▶ **WHAT YOU ARE ASKED TO DO**: Copy exactly, and only, the lines from the one with "Transcribe this image's" to the end of the listing; omit pictures.

▶ **RECORDS SUPPLIED**:
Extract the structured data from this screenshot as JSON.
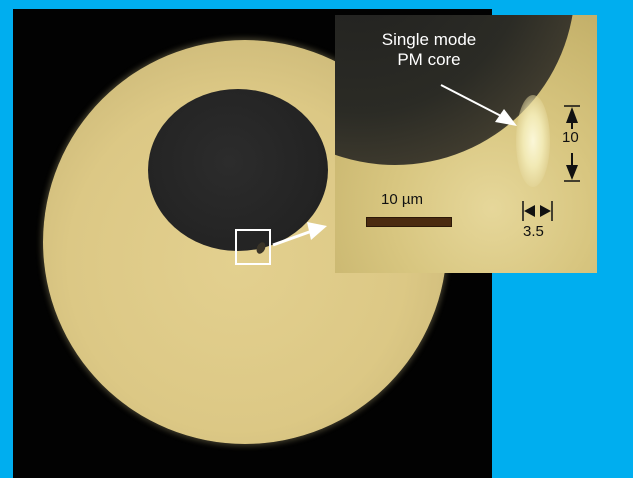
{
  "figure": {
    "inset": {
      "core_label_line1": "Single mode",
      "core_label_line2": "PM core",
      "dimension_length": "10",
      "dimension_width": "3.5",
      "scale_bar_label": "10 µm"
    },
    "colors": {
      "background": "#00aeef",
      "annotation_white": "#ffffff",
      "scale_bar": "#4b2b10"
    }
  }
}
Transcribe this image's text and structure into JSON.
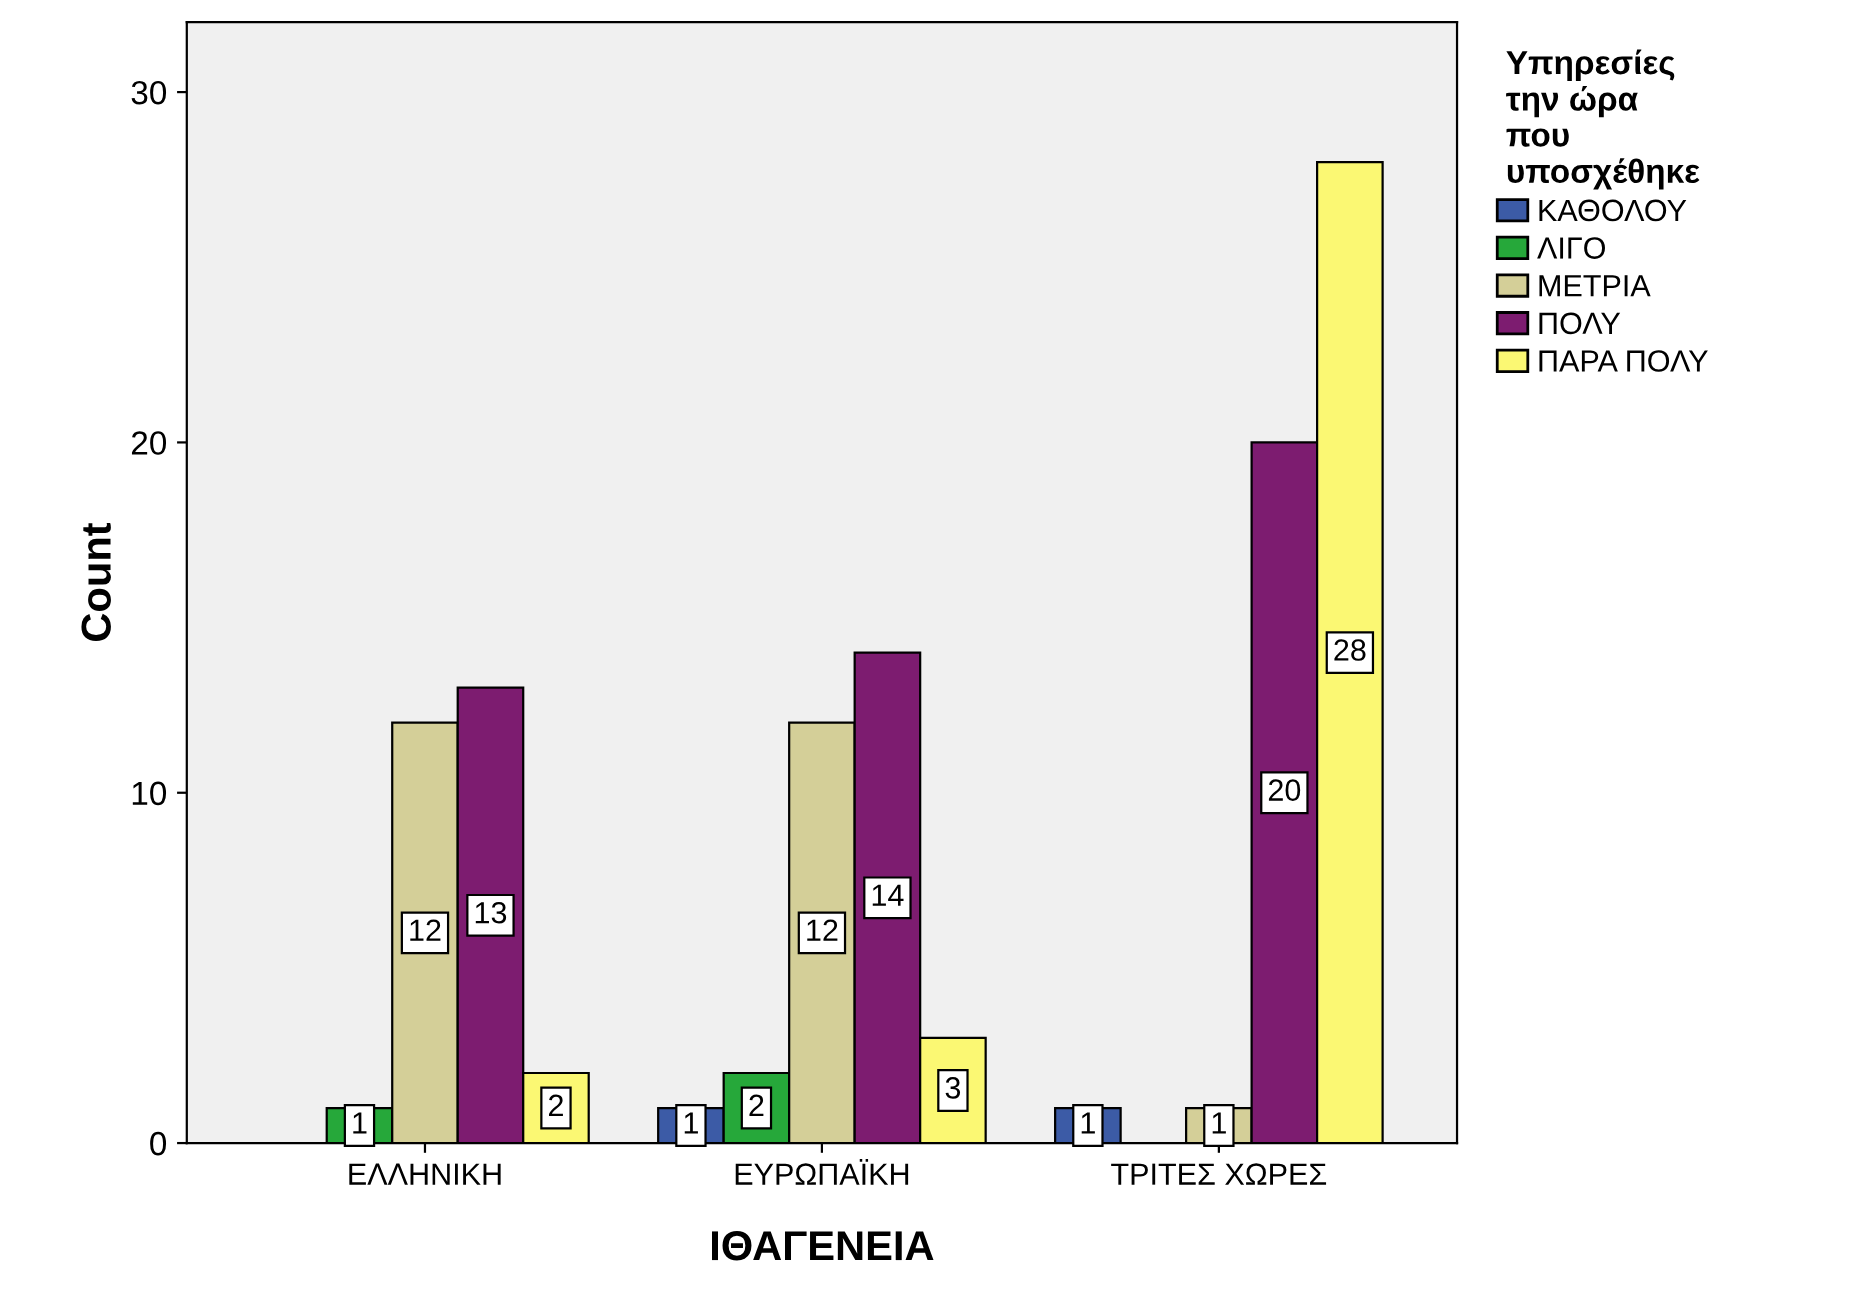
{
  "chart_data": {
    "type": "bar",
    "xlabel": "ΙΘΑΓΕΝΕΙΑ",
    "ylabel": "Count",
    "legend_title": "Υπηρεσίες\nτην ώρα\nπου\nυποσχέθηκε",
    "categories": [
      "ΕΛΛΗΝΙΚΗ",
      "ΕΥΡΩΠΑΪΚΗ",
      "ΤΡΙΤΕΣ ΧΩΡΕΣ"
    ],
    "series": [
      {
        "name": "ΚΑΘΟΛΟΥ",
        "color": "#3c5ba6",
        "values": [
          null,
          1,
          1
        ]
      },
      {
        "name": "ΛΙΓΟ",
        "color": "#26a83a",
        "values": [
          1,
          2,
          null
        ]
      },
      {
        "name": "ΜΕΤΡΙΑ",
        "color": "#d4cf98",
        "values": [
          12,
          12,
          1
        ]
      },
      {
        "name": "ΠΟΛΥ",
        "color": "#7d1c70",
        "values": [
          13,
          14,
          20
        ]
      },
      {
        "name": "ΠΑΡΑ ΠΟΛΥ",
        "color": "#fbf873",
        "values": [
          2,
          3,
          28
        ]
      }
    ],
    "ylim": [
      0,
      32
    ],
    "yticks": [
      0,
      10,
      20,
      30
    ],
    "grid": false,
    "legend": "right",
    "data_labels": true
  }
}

▶ **THE RESPONSE**:
Transcribe this image's text and structure into JSON.
{
  "chart_data": {
    "type": "bar",
    "xlabel": "ΙΘΑΓΕΝΕΙΑ",
    "ylabel": "Count",
    "legend_title": "Υπηρεσίες\nτην ώρα\nπου\nυποσχέθηκε",
    "categories": [
      "ΕΛΛΗΝΙΚΗ",
      "ΕΥΡΩΠΑΪΚΗ",
      "ΤΡΙΤΕΣ ΧΩΡΕΣ"
    ],
    "series": [
      {
        "name": "ΚΑΘΟΛΟΥ",
        "color": "#3c5ba6",
        "values": [
          null,
          1,
          1
        ]
      },
      {
        "name": "ΛΙΓΟ",
        "color": "#26a83a",
        "values": [
          1,
          2,
          null
        ]
      },
      {
        "name": "ΜΕΤΡΙΑ",
        "color": "#d4cf98",
        "values": [
          12,
          12,
          1
        ]
      },
      {
        "name": "ΠΟΛΥ",
        "color": "#7d1c70",
        "values": [
          13,
          14,
          20
        ]
      },
      {
        "name": "ΠΑΡΑ ΠΟΛΥ",
        "color": "#fbf873",
        "values": [
          2,
          3,
          28
        ]
      }
    ],
    "ylim": [
      0,
      32
    ],
    "yticks": [
      0,
      10,
      20,
      30
    ],
    "grid": false,
    "legend": "right",
    "data_labels": true
  }
}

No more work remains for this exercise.